#### Data records
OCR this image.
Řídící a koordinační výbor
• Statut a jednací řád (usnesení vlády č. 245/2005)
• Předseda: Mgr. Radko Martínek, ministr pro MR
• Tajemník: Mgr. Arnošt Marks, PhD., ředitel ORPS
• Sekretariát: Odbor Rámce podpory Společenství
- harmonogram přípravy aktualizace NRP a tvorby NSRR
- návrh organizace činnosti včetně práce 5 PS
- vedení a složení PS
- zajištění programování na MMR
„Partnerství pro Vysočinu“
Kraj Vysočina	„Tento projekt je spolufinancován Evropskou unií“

#### WHAT YOU ARE ASKED TO DO
Each record above should be output again exactly.

#### OUTPUT BELOW
OCR this image.
Řídící a koordinační výbor
• Statut a jednací řád (usnesení vlády č. 245/2005)
• Předseda: Mgr. Radko Martínek, ministr pro MR
• Tajemník: Mgr. Arnošt Marks, PhD., ředitel ORPS
• Sekretariát: Odbor Rámce podpory Společenství
- harmonogram přípravy aktualizace NRP a tvorby NSRR
- návrh organizace činnosti včetně práce 5 PS
- vedení a složení PS
- zajištění programování na MMR
„Partnerství pro Vysočinu“
Kraj Vysočina	„Tento projekt je spolufinancován Evropskou unií“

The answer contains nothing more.